Required work:
Extract all data as written.
___ Source data ___
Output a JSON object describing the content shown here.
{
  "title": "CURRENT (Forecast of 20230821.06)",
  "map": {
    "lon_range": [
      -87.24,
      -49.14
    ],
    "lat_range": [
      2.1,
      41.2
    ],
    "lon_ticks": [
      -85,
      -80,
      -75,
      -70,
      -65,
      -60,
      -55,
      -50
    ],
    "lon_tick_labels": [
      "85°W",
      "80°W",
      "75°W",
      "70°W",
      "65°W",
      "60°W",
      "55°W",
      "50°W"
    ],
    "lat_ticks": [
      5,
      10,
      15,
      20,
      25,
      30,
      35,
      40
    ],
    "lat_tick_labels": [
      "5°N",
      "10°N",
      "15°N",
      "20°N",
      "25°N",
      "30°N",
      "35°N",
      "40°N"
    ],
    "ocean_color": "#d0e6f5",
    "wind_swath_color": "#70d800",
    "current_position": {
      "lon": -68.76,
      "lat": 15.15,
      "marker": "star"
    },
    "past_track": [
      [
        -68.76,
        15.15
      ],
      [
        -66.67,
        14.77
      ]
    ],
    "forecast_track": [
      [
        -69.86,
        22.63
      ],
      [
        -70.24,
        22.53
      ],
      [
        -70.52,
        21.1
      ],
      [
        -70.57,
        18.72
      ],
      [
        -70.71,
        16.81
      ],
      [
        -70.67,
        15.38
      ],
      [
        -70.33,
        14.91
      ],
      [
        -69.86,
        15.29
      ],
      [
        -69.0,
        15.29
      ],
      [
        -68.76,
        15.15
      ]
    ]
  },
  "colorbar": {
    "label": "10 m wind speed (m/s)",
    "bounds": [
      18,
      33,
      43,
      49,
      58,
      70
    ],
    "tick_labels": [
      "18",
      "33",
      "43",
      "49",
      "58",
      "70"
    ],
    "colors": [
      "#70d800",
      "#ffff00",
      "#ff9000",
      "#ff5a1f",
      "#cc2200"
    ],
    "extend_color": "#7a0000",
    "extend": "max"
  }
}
___
Reply:
Output a JSON object describing the content shown here.
{
  "title": "CURRENT (Forecast of 20230821.06)",
  "map": {
    "lon_range": [
      -87.24,
      -49.14
    ],
    "lat_range": [
      2.1,
      41.2
    ],
    "lon_ticks": [
      -85,
      -80,
      -75,
      -70,
      -65,
      -60,
      -55,
      -50
    ],
    "lon_tick_labels": [
      "85°W",
      "80°W",
      "75°W",
      "70°W",
      "65°W",
      "60°W",
      "55°W",
      "50°W"
    ],
    "lat_ticks": [
      5,
      10,
      15,
      20,
      25,
      30,
      35,
      40
    ],
    "lat_tick_labels": [
      "5°N",
      "10°N",
      "15°N",
      "20°N",
      "25°N",
      "30°N",
      "35°N",
      "40°N"
    ],
    "ocean_color": "#d0e6f5",
    "wind_swath_color": "#70d800",
    "current_position": {
      "lon": -68.76,
      "lat": 15.15,
      "marker": "star"
    },
    "past_track": [
      [
        -68.76,
        15.15
      ],
      [
        -66.67,
        14.77
      ]
    ],
    "forecast_track": [
      [
        -69.86,
        22.63
      ],
      [
        -70.24,
        22.53
      ],
      [
        -70.52,
        21.1
      ],
      [
        -70.57,
        18.72
      ],
      [
        -70.71,
        16.81
      ],
      [
        -70.67,
        15.38
      ],
      [
        -70.33,
        14.91
      ],
      [
        -69.86,
        15.29
      ],
      [
        -69.0,
        15.29
      ],
      [
        -68.76,
        15.15
      ]
    ]
  },
  "colorbar": {
    "label": "10 m wind speed (m/s)",
    "bounds": [
      18,
      33,
      43,
      49,
      58,
      70
    ],
    "tick_labels": [
      "18",
      "33",
      "43",
      "49",
      "58",
      "70"
    ],
    "colors": [
      "#70d800",
      "#ffff00",
      "#ff9000",
      "#ff5a1f",
      "#cc2200"
    ],
    "extend_color": "#7a0000",
    "extend": "max"
  }
}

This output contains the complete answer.